● PROVIDED ENTRIES:
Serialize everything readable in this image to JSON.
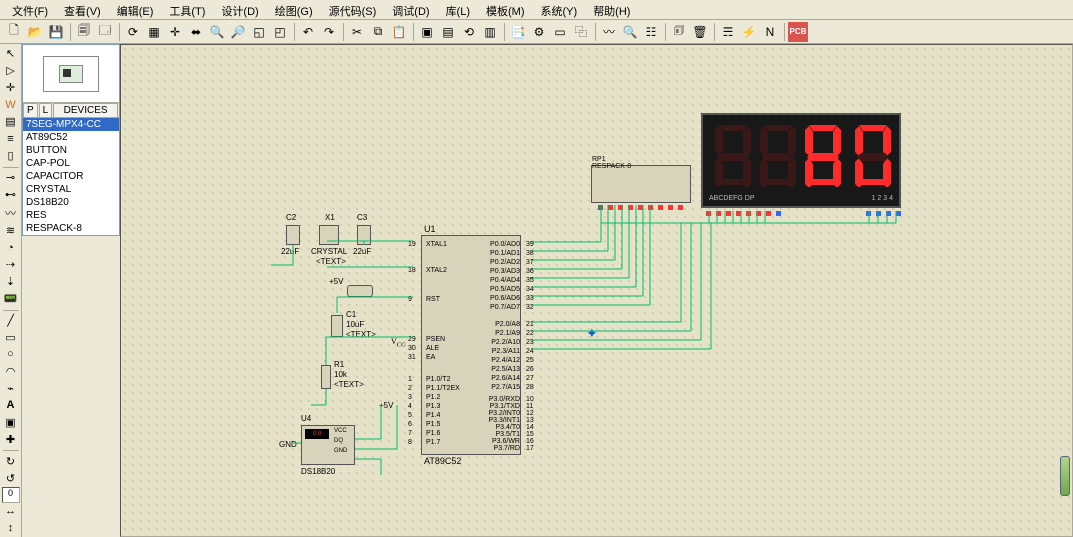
{
  "menu": {
    "file": "文件(F)",
    "view": "查看(V)",
    "edit": "编辑(E)",
    "tool": "工具(T)",
    "design": "设计(D)",
    "graph": "绘图(G)",
    "source": "源代码(S)",
    "debug": "调试(D)",
    "library": "库(L)",
    "template": "模板(M)",
    "system": "系统(Y)",
    "help": "帮助(H)"
  },
  "tabs": {
    "p": "P",
    "l": "L",
    "devices": "DEVICES"
  },
  "components": {
    "items": [
      "7SEG-MPX4-CC",
      "AT89C52",
      "BUTTON",
      "CAP-POL",
      "CAPACITOR",
      "CRYSTAL",
      "DS18B20",
      "RES",
      "RESPACK-8"
    ],
    "selectedIndex": 0
  },
  "spin_value": "0",
  "schematic": {
    "mcu": {
      "ref": "U1",
      "part": "AT89C52",
      "left_pins": [
        {
          "num": "19",
          "name": "XTAL1"
        },
        {
          "num": "18",
          "name": "XTAL2"
        },
        {
          "num": "9",
          "name": "RST"
        },
        {
          "num": "29",
          "name": "PSEN"
        },
        {
          "num": "30",
          "name": "ALE"
        },
        {
          "num": "31",
          "name": "EA"
        },
        {
          "num": "1",
          "name": "P1.0/T2"
        },
        {
          "num": "2",
          "name": "P1.1/T2EX"
        },
        {
          "num": "3",
          "name": "P1.2"
        },
        {
          "num": "4",
          "name": "P1.3"
        },
        {
          "num": "5",
          "name": "P1.4"
        },
        {
          "num": "6",
          "name": "P1.5"
        },
        {
          "num": "7",
          "name": "P1.6"
        },
        {
          "num": "8",
          "name": "P1.7"
        }
      ],
      "right_pins_a": [
        {
          "num": "39",
          "name": "P0.0/AD0"
        },
        {
          "num": "38",
          "name": "P0.1/AD1"
        },
        {
          "num": "37",
          "name": "P0.2/AD2"
        },
        {
          "num": "36",
          "name": "P0.3/AD3"
        },
        {
          "num": "35",
          "name": "P0.4/AD4"
        },
        {
          "num": "34",
          "name": "P0.5/AD5"
        },
        {
          "num": "33",
          "name": "P0.6/AD6"
        },
        {
          "num": "32",
          "name": "P0.7/AD7"
        }
      ],
      "right_pins_b": [
        {
          "num": "21",
          "name": "P2.0/A8"
        },
        {
          "num": "22",
          "name": "P2.1/A9"
        },
        {
          "num": "23",
          "name": "P2.2/A10"
        },
        {
          "num": "24",
          "name": "P2.3/A11"
        },
        {
          "num": "25",
          "name": "P2.4/A12"
        },
        {
          "num": "26",
          "name": "P2.5/A13"
        },
        {
          "num": "27",
          "name": "P2.6/A14"
        },
        {
          "num": "28",
          "name": "P2.7/A15"
        }
      ],
      "right_pins_c": [
        {
          "num": "10",
          "name": "P3.0/RXD"
        },
        {
          "num": "11",
          "name": "P3.1/TXD"
        },
        {
          "num": "12",
          "name": "P3.2/INT0"
        },
        {
          "num": "13",
          "name": "P3.3/INT1"
        },
        {
          "num": "14",
          "name": "P3.4/T0"
        },
        {
          "num": "15",
          "name": "P3.5/T1"
        },
        {
          "num": "16",
          "name": "P3.6/WR"
        },
        {
          "num": "17",
          "name": "P3.7/RD"
        }
      ]
    },
    "respack": {
      "ref": "RP1",
      "part": "RESPACK-8"
    },
    "c1": {
      "ref": "C1",
      "value": "10uF",
      "text": "<TEXT>"
    },
    "c2": {
      "ref": "C2",
      "value": "22uF"
    },
    "c3": {
      "ref": "C3",
      "value": "22uF"
    },
    "x1": {
      "ref": "X1",
      "value": "CRYSTAL",
      "text": "<TEXT>"
    },
    "r1": {
      "ref": "R1",
      "value": "10k",
      "text": "<TEXT>"
    },
    "u4": {
      "ref": "U4",
      "part": "DS18B20",
      "reading": "0.0",
      "pins": [
        "VCC",
        "DQ",
        "GND"
      ]
    },
    "display": {
      "ref": "",
      "footer_left": "ABCDEFG  DP",
      "footer_right": "1 2 3 4"
    },
    "nets": {
      "vcc": "+5V",
      "gnd": "GND"
    },
    "vcc_glyph": "VCC"
  }
}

● JOB:
Take the records above and transcribe them exactly, dropping every picture.

● FULL SOLUTION:
Serialize everything readable in this image to JSON.
{
  "menu": {
    "file": "文件(F)",
    "view": "查看(V)",
    "edit": "编辑(E)",
    "tool": "工具(T)",
    "design": "设计(D)",
    "graph": "绘图(G)",
    "source": "源代码(S)",
    "debug": "调试(D)",
    "library": "库(L)",
    "template": "模板(M)",
    "system": "系统(Y)",
    "help": "帮助(H)"
  },
  "tabs": {
    "p": "P",
    "l": "L",
    "devices": "DEVICES"
  },
  "components": {
    "items": [
      "7SEG-MPX4-CC",
      "AT89C52",
      "BUTTON",
      "CAP-POL",
      "CAPACITOR",
      "CRYSTAL",
      "DS18B20",
      "RES",
      "RESPACK-8"
    ],
    "selectedIndex": 0
  },
  "spin_value": "0",
  "schematic": {
    "mcu": {
      "ref": "U1",
      "part": "AT89C52",
      "left_pins": [
        {
          "num": "19",
          "name": "XTAL1"
        },
        {
          "num": "18",
          "name": "XTAL2"
        },
        {
          "num": "9",
          "name": "RST"
        },
        {
          "num": "29",
          "name": "PSEN"
        },
        {
          "num": "30",
          "name": "ALE"
        },
        {
          "num": "31",
          "name": "EA"
        },
        {
          "num": "1",
          "name": "P1.0/T2"
        },
        {
          "num": "2",
          "name": "P1.1/T2EX"
        },
        {
          "num": "3",
          "name": "P1.2"
        },
        {
          "num": "4",
          "name": "P1.3"
        },
        {
          "num": "5",
          "name": "P1.4"
        },
        {
          "num": "6",
          "name": "P1.5"
        },
        {
          "num": "7",
          "name": "P1.6"
        },
        {
          "num": "8",
          "name": "P1.7"
        }
      ],
      "right_pins_a": [
        {
          "num": "39",
          "name": "P0.0/AD0"
        },
        {
          "num": "38",
          "name": "P0.1/AD1"
        },
        {
          "num": "37",
          "name": "P0.2/AD2"
        },
        {
          "num": "36",
          "name": "P0.3/AD3"
        },
        {
          "num": "35",
          "name": "P0.4/AD4"
        },
        {
          "num": "34",
          "name": "P0.5/AD5"
        },
        {
          "num": "33",
          "name": "P0.6/AD6"
        },
        {
          "num": "32",
          "name": "P0.7/AD7"
        }
      ],
      "right_pins_b": [
        {
          "num": "21",
          "name": "P2.0/A8"
        },
        {
          "num": "22",
          "name": "P2.1/A9"
        },
        {
          "num": "23",
          "name": "P2.2/A10"
        },
        {
          "num": "24",
          "name": "P2.3/A11"
        },
        {
          "num": "25",
          "name": "P2.4/A12"
        },
        {
          "num": "26",
          "name": "P2.5/A13"
        },
        {
          "num": "27",
          "name": "P2.6/A14"
        },
        {
          "num": "28",
          "name": "P2.7/A15"
        }
      ],
      "right_pins_c": [
        {
          "num": "10",
          "name": "P3.0/RXD"
        },
        {
          "num": "11",
          "name": "P3.1/TXD"
        },
        {
          "num": "12",
          "name": "P3.2/INT0"
        },
        {
          "num": "13",
          "name": "P3.3/INT1"
        },
        {
          "num": "14",
          "name": "P3.4/T0"
        },
        {
          "num": "15",
          "name": "P3.5/T1"
        },
        {
          "num": "16",
          "name": "P3.6/WR"
        },
        {
          "num": "17",
          "name": "P3.7/RD"
        }
      ]
    },
    "respack": {
      "ref": "RP1",
      "part": "RESPACK-8"
    },
    "c1": {
      "ref": "C1",
      "value": "10uF",
      "text": "<TEXT>"
    },
    "c2": {
      "ref": "C2",
      "value": "22uF"
    },
    "c3": {
      "ref": "C3",
      "value": "22uF"
    },
    "x1": {
      "ref": "X1",
      "value": "CRYSTAL",
      "text": "<TEXT>"
    },
    "r1": {
      "ref": "R1",
      "value": "10k",
      "text": "<TEXT>"
    },
    "u4": {
      "ref": "U4",
      "part": "DS18B20",
      "reading": "0.0",
      "pins": [
        "VCC",
        "DQ",
        "GND"
      ]
    },
    "display": {
      "ref": "",
      "footer_left": "ABCDEFG  DP",
      "footer_right": "1 2 3 4"
    },
    "nets": {
      "vcc": "+5V",
      "gnd": "GND"
    },
    "vcc_glyph": "VCC"
  }
}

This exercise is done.